**Direction**.
For every line in the data below that contains "آهنگری", copy the line.

[Records from a collection]
#####

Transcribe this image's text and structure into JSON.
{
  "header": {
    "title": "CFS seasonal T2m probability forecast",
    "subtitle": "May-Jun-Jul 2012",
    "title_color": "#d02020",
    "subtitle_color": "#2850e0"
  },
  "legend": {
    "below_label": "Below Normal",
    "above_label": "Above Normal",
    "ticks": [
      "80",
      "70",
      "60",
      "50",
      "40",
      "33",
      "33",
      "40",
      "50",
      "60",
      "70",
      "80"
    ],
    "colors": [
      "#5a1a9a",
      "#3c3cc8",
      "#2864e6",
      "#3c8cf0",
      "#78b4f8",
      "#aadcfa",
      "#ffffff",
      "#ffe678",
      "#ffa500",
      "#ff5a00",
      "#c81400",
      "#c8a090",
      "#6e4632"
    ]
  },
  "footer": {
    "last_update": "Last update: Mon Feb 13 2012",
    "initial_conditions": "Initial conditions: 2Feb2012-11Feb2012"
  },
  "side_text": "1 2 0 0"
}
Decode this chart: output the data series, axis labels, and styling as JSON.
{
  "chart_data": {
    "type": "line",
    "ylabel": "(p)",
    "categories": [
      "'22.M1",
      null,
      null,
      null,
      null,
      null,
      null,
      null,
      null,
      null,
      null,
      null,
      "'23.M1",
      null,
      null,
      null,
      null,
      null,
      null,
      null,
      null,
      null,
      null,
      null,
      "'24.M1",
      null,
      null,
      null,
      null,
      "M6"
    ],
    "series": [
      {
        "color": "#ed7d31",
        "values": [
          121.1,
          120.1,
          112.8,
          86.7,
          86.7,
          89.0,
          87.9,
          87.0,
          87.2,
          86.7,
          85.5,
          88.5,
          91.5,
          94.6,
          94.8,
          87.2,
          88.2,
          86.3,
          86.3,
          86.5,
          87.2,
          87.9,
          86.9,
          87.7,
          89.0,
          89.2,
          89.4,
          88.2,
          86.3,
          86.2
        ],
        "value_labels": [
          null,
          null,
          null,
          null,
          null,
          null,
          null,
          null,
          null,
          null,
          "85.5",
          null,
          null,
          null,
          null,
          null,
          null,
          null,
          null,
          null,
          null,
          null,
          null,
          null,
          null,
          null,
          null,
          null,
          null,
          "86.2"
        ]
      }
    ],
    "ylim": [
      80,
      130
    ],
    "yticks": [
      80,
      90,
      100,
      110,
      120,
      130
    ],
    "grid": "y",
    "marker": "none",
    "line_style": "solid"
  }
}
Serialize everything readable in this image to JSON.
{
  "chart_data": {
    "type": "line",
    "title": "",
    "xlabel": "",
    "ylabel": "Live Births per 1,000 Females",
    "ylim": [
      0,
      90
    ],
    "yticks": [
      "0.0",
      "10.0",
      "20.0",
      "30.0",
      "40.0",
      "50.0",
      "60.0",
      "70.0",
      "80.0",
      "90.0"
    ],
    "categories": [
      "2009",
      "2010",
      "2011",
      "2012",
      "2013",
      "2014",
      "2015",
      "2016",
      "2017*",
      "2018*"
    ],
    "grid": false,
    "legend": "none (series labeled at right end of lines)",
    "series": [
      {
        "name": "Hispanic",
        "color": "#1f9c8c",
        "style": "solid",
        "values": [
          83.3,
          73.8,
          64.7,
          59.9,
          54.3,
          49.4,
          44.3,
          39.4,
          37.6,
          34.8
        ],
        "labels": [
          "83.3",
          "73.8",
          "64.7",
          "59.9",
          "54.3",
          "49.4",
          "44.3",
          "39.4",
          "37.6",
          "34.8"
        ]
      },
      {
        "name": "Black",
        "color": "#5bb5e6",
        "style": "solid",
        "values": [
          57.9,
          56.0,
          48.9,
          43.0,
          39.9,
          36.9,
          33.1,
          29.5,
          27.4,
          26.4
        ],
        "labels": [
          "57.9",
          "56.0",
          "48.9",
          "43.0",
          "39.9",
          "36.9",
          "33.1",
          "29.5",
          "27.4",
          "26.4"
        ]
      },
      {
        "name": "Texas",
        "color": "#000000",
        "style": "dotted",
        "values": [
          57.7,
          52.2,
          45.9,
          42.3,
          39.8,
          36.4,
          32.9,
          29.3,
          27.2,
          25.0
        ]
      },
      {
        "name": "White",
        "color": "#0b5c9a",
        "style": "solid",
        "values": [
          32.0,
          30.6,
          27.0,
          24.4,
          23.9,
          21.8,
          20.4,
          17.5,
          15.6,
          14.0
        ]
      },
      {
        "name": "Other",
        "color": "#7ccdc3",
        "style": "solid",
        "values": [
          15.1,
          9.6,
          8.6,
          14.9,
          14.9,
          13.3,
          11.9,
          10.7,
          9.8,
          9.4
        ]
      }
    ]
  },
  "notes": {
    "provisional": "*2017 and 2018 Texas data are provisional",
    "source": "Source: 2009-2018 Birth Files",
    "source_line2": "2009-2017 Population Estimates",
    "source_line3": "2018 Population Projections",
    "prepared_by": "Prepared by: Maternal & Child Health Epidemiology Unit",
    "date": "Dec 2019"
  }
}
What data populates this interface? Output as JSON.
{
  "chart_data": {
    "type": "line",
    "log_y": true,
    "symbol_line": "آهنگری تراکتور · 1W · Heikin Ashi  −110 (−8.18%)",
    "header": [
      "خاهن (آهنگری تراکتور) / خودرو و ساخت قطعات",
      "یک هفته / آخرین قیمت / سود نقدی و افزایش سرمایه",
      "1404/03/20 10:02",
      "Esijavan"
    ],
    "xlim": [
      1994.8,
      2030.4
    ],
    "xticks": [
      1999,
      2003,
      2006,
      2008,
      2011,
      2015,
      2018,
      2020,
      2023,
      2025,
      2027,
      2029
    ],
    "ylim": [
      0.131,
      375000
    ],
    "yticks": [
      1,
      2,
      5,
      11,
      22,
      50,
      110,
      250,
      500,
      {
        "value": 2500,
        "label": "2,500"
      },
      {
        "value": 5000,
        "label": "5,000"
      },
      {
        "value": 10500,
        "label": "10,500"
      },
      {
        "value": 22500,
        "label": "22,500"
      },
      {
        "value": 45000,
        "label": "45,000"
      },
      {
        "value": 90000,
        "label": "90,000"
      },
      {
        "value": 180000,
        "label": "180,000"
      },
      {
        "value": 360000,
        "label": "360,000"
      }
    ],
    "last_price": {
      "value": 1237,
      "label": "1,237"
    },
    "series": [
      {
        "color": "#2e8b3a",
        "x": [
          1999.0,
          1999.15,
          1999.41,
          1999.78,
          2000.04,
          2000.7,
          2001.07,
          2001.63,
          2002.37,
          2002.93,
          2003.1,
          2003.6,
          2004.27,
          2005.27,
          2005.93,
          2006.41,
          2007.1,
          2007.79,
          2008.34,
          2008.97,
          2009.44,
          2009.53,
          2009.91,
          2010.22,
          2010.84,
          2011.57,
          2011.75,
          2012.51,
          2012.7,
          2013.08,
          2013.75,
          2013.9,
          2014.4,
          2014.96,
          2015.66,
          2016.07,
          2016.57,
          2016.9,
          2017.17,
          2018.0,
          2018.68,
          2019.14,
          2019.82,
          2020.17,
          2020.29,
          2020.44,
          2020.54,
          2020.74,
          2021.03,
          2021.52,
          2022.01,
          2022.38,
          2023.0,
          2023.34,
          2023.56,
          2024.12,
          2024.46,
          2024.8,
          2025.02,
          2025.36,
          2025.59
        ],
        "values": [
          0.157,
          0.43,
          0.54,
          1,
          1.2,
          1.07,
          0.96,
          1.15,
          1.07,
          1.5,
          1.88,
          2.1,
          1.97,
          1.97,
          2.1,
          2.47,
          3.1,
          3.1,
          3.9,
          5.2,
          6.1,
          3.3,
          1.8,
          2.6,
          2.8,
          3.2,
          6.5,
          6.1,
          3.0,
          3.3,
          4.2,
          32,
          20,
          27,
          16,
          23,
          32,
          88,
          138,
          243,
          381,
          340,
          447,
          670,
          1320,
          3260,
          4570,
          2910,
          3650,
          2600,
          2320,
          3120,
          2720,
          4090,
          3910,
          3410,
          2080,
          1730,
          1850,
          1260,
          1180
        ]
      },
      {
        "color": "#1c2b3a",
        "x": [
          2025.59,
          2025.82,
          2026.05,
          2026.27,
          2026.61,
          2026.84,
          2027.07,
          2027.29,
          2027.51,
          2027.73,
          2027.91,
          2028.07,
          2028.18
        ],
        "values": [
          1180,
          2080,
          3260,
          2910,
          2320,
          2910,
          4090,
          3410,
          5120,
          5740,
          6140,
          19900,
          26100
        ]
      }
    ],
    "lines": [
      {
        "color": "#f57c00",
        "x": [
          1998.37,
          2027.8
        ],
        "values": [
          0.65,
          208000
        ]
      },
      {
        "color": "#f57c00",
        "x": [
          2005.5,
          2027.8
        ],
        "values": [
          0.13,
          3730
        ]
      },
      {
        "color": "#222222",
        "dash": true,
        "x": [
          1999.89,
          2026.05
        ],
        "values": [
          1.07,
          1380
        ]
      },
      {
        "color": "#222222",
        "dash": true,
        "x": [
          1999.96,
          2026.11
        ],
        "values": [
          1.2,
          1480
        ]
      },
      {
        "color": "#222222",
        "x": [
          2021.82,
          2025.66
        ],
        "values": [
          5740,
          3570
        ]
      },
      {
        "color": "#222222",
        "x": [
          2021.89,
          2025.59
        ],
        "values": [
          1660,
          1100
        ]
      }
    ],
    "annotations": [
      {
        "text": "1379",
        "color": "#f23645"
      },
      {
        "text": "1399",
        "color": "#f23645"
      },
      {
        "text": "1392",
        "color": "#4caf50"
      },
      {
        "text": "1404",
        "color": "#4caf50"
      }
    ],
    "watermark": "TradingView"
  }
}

#####

**Full response**.
    "symbol_line": "آهنگری تراکتور · 1W · Heikin Ashi  −110 (−8.18%)",
      "خاهن (آهنگری تراکتور) / خودرو و ساخت قطعات",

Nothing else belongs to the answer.